Give back the full material, exactly as it reads.

--- START OF Provided records ---

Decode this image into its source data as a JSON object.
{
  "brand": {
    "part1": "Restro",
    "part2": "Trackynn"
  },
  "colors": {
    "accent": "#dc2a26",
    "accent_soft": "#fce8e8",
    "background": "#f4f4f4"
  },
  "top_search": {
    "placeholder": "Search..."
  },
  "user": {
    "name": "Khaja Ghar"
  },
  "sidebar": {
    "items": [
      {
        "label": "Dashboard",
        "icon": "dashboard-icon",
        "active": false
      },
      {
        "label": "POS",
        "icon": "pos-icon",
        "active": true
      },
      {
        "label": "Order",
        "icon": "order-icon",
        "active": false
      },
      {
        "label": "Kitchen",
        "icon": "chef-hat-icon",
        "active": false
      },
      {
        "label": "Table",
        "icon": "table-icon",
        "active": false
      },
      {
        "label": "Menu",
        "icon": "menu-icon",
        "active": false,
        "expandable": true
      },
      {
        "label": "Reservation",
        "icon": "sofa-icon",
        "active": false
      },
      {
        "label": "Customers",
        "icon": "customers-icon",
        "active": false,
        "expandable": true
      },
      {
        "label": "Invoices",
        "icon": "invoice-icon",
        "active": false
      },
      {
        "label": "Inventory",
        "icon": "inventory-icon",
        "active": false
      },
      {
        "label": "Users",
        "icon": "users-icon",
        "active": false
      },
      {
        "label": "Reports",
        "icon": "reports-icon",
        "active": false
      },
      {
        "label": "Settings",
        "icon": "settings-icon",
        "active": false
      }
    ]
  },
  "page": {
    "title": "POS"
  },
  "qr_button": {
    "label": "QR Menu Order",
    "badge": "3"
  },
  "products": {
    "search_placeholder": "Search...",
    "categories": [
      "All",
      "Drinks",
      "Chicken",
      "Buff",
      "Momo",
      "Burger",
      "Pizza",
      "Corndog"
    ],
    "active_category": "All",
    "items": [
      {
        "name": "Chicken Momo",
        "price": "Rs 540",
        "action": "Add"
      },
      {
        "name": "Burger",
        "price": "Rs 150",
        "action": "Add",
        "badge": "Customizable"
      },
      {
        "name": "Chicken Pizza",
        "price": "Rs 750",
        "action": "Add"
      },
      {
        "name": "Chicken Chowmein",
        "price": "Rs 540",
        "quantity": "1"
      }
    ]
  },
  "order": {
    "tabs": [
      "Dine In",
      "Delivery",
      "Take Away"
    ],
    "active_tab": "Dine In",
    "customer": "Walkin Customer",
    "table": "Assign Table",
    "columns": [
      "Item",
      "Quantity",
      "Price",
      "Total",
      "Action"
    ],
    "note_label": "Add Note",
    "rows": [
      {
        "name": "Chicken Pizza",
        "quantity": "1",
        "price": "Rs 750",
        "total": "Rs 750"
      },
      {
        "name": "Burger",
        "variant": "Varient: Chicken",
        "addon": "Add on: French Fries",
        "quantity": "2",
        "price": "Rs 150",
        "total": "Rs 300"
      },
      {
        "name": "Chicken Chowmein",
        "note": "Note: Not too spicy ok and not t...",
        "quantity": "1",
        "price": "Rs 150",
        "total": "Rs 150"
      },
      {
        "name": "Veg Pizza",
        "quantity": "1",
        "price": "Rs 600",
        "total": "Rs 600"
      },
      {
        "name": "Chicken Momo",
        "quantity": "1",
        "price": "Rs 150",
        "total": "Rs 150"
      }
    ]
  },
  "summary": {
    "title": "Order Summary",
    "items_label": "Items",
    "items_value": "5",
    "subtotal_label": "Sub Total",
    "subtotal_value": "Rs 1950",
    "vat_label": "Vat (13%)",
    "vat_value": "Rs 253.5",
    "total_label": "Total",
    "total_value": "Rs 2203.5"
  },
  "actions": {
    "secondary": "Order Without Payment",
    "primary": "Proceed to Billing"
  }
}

--- END OF Provided records ---

Output of the exercise.
Decode this image into its source data as a JSON object.
{
  "brand": {
    "part1": "Restro",
    "part2": "Trackynn"
  },
  "colors": {
    "accent": "#dc2a26",
    "accent_soft": "#fce8e8",
    "background": "#f4f4f4"
  },
  "top_search": {
    "placeholder": "Search..."
  },
  "user": {
    "name": "Khaja Ghar"
  },
  "sidebar": {
    "items": [
      {
        "label": "Dashboard",
        "icon": "dashboard-icon",
        "active": false
      },
      {
        "label": "POS",
        "icon": "pos-icon",
        "active": true
      },
      {
        "label": "Order",
        "icon": "order-icon",
        "active": false
      },
      {
        "label": "Kitchen",
        "icon": "chef-hat-icon",
        "active": false
      },
      {
        "label": "Table",
        "icon": "table-icon",
        "active": false
      },
      {
        "label": "Menu",
        "icon": "menu-icon",
        "active": false,
        "expandable": true
      },
      {
        "label": "Reservation",
        "icon": "sofa-icon",
        "active": false
      },
      {
        "label": "Customers",
        "icon": "customers-icon",
        "active": false,
        "expandable": true
      },
      {
        "label": "Invoices",
        "icon": "invoice-icon",
        "active": false
      },
      {
        "label": "Inventory",
        "icon": "inventory-icon",
        "active": false
      },
      {
        "label": "Users",
        "icon": "users-icon",
        "active": false
      },
      {
        "label": "Reports",
        "icon": "reports-icon",
        "active": false
      },
      {
        "label": "Settings",
        "icon": "settings-icon",
        "active": false
      }
    ]
  },
  "page": {
    "title": "POS"
  },
  "qr_button": {
    "label": "QR Menu Order",
    "badge": "3"
  },
  "products": {
    "search_placeholder": "Search...",
    "categories": [
      "All",
      "Drinks",
      "Chicken",
      "Buff",
      "Momo",
      "Burger",
      "Pizza",
      "Corndog"
    ],
    "active_category": "All",
    "items": [
      {
        "name": "Chicken Momo",
        "price": "Rs 540",
        "action": "Add"
      },
      {
        "name": "Burger",
        "price": "Rs 150",
        "action": "Add",
        "badge": "Customizable"
      },
      {
        "name": "Chicken Pizza",
        "price": "Rs 750",
        "action": "Add"
      },
      {
        "name": "Chicken Chowmein",
        "price": "Rs 540",
        "quantity": "1"
      }
    ]
  },
  "order": {
    "tabs": [
      "Dine In",
      "Delivery",
      "Take Away"
    ],
    "active_tab": "Dine In",
    "customer": "Walkin Customer",
    "table": "Assign Table",
    "columns": [
      "Item",
      "Quantity",
      "Price",
      "Total",
      "Action"
    ],
    "note_label": "Add Note",
    "rows": [
      {
        "name": "Chicken Pizza",
        "quantity": "1",
        "price": "Rs 750",
        "total": "Rs 750"
      },
      {
        "name": "Burger",
        "variant": "Varient: Chicken",
        "addon": "Add on: French Fries",
        "quantity": "2",
        "price": "Rs 150",
        "total": "Rs 300"
      },
      {
        "name": "Chicken Chowmein",
        "note": "Note: Not too spicy ok and not t...",
        "quantity": "1",
        "price": "Rs 150",
        "total": "Rs 150"
      },
      {
        "name": "Veg Pizza",
        "quantity": "1",
        "price": "Rs 600",
        "total": "Rs 600"
      },
      {
        "name": "Chicken Momo",
        "quantity": "1",
        "price": "Rs 150",
        "total": "Rs 150"
      }
    ]
  },
  "summary": {
    "title": "Order Summary",
    "items_label": "Items",
    "items_value": "5",
    "subtotal_label": "Sub Total",
    "subtotal_value": "Rs 1950",
    "vat_label": "Vat (13%)",
    "vat_value": "Rs 253.5",
    "total_label": "Total",
    "total_value": "Rs 2203.5"
  },
  "actions": {
    "secondary": "Order Without Payment",
    "primary": "Proceed to Billing"
  }
}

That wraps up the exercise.